Exercise prompt:
Identify the lines containing the word "from". Copy each one.

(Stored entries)
::::::::::

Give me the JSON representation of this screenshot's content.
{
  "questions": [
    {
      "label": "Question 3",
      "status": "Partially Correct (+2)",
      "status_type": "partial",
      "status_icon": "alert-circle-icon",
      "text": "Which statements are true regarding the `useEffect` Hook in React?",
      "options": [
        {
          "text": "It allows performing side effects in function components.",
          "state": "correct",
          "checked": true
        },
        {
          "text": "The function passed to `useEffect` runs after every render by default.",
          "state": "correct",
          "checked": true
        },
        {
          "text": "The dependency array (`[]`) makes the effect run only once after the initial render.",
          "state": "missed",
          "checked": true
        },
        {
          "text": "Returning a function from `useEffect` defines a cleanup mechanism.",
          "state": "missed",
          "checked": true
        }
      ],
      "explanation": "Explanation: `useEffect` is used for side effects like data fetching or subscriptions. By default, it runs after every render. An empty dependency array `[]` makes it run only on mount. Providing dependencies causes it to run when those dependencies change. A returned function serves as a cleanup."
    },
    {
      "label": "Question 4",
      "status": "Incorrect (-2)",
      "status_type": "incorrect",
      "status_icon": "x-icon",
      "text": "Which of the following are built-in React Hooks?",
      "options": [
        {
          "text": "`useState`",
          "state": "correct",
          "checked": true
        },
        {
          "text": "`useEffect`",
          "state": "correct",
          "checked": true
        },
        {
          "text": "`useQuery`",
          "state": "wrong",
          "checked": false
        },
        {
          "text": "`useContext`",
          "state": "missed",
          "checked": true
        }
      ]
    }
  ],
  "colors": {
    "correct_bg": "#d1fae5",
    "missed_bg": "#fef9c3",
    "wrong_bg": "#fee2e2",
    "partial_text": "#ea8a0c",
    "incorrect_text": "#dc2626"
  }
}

::::::::::

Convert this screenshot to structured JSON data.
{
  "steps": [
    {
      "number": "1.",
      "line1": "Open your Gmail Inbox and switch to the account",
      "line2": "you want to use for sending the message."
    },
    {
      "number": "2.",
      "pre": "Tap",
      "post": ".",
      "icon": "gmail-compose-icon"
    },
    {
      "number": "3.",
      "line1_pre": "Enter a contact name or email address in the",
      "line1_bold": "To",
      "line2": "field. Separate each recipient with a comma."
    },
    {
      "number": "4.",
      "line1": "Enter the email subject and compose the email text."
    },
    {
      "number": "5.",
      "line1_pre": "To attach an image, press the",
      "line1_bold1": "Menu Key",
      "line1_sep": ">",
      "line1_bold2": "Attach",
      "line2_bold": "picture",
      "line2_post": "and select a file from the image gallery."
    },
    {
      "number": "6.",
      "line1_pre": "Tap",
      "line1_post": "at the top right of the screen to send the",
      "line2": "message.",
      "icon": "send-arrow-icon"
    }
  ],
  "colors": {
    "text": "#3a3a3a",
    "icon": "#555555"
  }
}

::::::::::

Solution to the exercise:
          "text": "Returning a function from `useEffect` defines a cleanup mechanism.",
      "line2_post": "and select a file from the image gallery."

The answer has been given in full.